↓
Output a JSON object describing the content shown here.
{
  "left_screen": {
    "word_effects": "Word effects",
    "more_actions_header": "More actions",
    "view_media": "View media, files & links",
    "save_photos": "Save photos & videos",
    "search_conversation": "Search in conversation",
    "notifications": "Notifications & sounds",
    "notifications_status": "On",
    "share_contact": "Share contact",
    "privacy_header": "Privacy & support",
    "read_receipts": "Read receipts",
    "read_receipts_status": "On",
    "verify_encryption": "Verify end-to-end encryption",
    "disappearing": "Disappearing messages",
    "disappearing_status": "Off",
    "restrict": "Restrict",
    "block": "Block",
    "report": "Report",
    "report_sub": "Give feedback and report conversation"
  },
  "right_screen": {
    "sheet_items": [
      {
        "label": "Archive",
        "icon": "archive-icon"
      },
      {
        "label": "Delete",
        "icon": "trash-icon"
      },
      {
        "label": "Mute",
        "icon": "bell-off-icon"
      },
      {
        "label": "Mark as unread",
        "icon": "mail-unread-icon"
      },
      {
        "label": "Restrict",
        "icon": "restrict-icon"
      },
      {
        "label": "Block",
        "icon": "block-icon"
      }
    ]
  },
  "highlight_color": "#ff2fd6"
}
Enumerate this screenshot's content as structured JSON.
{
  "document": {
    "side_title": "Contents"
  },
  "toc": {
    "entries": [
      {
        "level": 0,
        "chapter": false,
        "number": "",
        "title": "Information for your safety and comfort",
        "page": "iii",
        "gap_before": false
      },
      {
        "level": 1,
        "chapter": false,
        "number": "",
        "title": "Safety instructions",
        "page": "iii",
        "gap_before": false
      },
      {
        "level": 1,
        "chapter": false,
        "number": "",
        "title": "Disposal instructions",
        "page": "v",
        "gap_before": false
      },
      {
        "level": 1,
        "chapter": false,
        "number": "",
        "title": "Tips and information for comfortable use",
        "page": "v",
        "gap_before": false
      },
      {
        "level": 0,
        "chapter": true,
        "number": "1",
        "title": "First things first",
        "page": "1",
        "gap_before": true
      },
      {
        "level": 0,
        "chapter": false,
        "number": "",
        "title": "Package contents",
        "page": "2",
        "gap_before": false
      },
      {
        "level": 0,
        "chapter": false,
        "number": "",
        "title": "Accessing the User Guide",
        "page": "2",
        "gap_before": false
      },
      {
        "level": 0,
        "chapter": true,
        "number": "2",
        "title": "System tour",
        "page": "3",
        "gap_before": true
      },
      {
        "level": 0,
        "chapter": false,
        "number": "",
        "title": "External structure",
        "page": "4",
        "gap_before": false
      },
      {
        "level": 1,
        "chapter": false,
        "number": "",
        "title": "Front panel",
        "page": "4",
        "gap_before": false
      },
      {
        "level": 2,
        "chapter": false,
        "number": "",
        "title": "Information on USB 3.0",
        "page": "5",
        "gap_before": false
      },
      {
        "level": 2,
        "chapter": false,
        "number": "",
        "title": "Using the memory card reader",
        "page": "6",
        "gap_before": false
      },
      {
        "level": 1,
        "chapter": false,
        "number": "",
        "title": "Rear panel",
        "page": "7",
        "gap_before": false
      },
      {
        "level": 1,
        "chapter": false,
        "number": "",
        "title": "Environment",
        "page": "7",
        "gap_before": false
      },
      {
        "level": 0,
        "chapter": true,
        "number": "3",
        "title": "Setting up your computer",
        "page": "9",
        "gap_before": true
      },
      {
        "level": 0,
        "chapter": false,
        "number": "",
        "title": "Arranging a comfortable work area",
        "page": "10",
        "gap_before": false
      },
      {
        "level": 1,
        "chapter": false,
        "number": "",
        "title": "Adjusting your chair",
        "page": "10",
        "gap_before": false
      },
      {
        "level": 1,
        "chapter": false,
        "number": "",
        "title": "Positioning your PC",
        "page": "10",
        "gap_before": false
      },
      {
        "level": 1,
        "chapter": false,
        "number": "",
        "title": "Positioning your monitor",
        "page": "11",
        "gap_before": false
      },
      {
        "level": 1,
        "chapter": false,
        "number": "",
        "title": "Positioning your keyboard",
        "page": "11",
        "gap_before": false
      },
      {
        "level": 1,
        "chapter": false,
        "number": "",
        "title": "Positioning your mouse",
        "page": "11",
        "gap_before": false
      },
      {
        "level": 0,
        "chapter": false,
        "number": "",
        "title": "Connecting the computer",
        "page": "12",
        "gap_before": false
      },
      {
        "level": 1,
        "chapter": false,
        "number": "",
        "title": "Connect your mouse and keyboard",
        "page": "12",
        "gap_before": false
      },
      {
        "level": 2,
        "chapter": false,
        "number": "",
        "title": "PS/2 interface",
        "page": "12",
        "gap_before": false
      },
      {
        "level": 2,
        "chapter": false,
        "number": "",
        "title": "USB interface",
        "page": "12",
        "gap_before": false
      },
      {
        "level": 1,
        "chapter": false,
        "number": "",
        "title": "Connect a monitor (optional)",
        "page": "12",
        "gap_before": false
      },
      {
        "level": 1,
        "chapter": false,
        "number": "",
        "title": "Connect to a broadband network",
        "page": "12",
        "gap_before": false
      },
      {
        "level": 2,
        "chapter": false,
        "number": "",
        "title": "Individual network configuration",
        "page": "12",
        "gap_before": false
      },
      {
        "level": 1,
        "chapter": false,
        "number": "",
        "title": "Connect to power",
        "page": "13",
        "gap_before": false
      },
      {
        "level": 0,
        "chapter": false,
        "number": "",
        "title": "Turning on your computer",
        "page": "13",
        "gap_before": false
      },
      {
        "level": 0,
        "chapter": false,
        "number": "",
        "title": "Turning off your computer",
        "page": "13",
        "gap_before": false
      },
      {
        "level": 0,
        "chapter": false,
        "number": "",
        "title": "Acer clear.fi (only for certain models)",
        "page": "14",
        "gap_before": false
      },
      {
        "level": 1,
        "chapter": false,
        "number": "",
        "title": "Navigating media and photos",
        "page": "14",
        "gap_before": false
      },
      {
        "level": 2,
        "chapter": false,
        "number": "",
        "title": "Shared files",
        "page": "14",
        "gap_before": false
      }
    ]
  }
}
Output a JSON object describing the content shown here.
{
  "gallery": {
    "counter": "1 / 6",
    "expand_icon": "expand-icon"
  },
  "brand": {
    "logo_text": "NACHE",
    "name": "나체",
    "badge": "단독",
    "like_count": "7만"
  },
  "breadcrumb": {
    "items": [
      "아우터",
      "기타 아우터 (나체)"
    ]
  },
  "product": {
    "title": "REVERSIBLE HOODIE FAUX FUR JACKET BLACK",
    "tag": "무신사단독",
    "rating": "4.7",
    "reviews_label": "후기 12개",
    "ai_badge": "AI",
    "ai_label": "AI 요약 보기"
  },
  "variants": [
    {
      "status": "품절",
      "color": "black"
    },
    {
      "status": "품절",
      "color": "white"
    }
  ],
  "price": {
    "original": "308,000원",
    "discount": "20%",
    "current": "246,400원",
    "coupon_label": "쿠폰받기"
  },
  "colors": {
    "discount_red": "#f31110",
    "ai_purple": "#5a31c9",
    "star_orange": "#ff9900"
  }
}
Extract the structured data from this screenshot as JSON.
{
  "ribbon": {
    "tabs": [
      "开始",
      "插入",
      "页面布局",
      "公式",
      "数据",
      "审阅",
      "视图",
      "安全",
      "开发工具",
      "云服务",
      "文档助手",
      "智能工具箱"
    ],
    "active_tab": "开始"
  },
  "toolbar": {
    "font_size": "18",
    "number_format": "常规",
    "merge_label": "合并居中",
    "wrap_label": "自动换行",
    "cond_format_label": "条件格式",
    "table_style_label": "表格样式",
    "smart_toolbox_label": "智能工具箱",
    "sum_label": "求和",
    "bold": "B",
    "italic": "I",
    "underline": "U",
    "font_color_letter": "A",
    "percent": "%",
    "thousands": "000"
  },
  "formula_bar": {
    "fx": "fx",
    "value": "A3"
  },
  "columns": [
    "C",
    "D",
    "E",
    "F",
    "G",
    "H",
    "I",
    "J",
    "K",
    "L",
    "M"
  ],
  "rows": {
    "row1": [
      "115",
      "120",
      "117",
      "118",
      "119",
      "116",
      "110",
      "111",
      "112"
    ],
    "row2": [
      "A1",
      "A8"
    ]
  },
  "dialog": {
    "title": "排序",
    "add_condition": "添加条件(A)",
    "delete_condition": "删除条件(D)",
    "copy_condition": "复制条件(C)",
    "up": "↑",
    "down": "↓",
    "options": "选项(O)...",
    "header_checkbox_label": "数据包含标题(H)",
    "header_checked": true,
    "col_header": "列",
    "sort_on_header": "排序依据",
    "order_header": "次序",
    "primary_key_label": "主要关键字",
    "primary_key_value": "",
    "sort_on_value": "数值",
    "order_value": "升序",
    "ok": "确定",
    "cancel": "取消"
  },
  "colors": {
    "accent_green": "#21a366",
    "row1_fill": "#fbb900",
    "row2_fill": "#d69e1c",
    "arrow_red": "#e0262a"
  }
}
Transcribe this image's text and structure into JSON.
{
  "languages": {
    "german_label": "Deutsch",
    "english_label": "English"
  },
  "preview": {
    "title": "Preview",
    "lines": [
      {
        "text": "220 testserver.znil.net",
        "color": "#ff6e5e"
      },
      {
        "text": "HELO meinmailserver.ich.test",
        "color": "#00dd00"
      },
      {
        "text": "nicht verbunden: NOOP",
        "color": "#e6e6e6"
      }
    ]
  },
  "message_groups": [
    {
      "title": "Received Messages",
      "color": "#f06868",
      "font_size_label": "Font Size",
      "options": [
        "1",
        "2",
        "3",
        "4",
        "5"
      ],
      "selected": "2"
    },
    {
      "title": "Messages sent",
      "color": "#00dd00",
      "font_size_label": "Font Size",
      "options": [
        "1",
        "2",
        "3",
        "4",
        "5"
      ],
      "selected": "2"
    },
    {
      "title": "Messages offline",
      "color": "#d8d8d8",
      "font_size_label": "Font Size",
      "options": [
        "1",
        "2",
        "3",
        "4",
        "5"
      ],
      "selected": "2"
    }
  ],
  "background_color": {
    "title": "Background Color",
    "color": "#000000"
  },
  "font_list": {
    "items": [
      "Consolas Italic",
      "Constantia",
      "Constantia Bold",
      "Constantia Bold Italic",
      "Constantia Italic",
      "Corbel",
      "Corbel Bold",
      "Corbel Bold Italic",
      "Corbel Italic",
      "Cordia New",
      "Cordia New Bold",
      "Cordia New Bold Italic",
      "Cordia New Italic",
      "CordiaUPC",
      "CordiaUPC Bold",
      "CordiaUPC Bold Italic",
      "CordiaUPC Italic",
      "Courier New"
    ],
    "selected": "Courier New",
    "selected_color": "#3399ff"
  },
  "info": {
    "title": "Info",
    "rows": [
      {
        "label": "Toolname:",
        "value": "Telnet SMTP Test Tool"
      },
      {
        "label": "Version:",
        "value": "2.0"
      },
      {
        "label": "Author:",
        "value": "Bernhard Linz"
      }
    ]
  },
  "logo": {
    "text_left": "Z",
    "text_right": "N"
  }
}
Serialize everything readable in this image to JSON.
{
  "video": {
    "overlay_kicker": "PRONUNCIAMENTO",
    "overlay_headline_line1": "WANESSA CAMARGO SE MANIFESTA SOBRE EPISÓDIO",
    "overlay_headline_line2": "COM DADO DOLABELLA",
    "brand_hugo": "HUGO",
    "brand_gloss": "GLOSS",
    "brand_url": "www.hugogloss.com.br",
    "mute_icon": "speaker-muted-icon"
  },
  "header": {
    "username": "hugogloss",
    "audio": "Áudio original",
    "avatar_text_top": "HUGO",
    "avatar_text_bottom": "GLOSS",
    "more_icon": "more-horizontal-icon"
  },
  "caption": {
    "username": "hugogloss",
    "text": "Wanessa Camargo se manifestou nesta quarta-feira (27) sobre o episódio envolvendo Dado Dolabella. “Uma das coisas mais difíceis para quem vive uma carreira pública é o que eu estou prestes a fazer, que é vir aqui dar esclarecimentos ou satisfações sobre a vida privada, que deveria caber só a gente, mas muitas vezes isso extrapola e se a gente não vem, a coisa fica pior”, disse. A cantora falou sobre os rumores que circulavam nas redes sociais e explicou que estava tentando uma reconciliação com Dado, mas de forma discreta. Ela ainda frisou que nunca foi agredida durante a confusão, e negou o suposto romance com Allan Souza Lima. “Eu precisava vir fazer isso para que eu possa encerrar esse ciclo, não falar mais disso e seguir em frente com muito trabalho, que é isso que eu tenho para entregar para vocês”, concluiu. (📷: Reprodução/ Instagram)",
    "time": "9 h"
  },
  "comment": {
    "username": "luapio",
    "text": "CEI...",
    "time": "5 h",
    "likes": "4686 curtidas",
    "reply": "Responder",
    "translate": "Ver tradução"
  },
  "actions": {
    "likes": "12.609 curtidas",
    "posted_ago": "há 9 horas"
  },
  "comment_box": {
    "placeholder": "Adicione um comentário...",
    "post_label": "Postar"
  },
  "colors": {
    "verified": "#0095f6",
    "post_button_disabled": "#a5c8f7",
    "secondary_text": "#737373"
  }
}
↑
■ **Objective**
Report each line in the preceding entries that holds the string "unread".

■ **Response below**
        "label": "Mark as unread",
        "icon": "mail-unread-icon"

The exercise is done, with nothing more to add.